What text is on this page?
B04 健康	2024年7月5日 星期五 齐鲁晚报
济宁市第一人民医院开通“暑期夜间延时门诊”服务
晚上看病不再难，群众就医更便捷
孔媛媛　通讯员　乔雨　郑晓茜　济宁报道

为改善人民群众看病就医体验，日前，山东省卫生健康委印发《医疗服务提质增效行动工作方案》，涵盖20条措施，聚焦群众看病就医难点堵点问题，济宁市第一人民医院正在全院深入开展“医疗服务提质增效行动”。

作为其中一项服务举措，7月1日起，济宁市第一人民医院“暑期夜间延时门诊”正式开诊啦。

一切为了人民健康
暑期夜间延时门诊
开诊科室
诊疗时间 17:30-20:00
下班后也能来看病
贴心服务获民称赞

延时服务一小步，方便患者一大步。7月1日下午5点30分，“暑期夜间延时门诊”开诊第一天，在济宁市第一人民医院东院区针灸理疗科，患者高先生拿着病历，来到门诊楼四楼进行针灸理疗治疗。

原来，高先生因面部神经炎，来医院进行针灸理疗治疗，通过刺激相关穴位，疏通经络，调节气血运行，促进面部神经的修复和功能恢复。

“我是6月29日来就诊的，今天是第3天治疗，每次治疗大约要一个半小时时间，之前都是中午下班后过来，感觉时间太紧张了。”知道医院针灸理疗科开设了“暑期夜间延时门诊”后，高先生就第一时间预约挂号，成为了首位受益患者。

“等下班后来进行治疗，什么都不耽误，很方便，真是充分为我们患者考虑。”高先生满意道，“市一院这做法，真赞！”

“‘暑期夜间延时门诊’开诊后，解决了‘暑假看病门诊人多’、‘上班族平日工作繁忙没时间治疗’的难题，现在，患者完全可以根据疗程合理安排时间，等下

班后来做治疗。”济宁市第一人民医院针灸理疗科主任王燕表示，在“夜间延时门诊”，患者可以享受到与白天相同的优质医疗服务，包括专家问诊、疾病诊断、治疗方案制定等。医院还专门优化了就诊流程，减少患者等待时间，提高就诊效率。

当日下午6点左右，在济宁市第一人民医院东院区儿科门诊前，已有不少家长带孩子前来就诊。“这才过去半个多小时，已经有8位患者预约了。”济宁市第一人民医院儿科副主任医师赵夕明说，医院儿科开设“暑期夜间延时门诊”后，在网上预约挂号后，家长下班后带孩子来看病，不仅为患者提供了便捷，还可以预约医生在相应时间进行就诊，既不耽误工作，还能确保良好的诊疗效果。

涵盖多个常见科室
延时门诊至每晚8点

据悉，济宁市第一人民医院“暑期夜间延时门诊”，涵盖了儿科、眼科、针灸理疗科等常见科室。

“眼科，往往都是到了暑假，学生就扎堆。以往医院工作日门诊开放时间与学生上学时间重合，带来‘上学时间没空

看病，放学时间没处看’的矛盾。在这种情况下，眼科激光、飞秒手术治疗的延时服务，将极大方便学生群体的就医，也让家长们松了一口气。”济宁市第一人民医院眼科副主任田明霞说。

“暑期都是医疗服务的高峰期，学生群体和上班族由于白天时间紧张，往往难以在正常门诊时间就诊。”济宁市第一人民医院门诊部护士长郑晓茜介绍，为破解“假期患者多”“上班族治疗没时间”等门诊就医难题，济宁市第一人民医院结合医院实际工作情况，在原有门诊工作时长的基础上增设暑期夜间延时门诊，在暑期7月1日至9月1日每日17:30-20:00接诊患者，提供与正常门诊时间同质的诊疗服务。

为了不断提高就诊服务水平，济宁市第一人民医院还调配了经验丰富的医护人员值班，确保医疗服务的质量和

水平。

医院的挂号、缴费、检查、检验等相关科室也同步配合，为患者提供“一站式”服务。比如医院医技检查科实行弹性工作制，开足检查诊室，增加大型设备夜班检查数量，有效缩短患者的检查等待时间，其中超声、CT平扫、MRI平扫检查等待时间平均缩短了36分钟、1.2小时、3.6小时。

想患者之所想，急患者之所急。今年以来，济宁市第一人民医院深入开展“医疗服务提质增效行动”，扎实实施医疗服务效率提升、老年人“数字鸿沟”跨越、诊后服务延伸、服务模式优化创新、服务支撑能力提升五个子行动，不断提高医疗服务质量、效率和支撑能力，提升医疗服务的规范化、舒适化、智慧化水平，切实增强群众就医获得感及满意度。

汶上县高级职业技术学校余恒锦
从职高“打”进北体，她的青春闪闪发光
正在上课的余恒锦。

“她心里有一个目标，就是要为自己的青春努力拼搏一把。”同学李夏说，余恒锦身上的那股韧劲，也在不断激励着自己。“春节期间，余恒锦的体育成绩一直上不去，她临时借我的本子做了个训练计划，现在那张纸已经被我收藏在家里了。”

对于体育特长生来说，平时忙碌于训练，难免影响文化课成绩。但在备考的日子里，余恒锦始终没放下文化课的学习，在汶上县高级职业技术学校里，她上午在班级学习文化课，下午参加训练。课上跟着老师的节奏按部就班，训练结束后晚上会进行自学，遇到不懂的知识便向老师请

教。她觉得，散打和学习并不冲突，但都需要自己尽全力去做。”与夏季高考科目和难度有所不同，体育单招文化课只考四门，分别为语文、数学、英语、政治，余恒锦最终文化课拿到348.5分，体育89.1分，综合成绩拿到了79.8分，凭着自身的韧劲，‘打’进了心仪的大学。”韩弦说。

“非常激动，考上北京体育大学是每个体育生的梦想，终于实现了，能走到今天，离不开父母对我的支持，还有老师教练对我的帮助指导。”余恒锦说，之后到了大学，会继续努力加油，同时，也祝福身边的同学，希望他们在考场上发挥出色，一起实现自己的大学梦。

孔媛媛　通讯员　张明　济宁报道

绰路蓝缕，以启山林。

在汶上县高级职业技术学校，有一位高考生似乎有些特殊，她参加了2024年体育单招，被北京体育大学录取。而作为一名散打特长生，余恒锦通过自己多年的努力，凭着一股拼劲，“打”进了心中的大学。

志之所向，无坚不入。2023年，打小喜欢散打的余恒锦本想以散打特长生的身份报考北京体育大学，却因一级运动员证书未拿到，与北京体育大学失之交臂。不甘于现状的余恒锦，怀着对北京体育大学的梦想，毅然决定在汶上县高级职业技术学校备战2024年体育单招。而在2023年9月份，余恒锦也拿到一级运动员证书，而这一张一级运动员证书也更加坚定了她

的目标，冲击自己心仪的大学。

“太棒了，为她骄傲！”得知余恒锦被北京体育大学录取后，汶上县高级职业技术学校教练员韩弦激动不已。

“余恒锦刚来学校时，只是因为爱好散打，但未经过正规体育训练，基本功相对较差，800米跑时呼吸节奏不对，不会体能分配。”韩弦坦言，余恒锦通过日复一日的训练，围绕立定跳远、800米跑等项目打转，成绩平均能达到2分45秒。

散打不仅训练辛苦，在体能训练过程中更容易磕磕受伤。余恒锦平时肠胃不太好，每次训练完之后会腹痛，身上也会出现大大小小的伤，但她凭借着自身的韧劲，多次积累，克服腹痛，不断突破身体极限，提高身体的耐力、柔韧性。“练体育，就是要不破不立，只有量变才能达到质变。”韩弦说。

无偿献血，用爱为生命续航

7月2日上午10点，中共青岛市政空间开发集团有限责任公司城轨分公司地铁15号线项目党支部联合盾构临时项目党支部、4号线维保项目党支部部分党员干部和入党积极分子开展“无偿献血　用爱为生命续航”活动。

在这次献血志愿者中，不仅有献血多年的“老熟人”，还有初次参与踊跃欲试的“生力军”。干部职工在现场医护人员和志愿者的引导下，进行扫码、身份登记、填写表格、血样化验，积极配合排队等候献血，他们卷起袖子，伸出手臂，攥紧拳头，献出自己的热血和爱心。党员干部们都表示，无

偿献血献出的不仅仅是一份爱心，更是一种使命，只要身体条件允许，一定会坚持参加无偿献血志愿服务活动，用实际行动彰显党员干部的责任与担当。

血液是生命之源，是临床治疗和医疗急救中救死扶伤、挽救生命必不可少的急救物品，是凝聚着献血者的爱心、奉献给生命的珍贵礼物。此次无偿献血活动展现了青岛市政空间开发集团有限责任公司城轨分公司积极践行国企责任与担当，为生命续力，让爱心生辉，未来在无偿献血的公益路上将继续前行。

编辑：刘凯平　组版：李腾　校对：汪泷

• GIVEN PROBLEM
List all lines from the entries that include the word "医疗服务提质增效行动".

• FINISHED ANSWER
为改善人民群众看病就医体验，日前，山东省卫生健康委印发《医疗服务提质增效行动工作方案》，涵盖20条措施，聚焦群众看病就医难点堵点问题，济宁市第一人民医院正在全院深入开展“医疗服务提质增效行动”。
想患者之所想，急患者之所急。今年以来，济宁市第一人民医院深入开展“医疗服务提质增效行动”，扎实实施医疗服务效率提升、老年人“数字鸿沟”跨越、诊后服务延伸、服务模式优化创新、服务支撑能力提升五个子行动，不断提高医疗服务质量、效率和支撑能力，提升医疗服务的规范化、舒适化、智慧化水平，切实增强群众就医获得感及满意度。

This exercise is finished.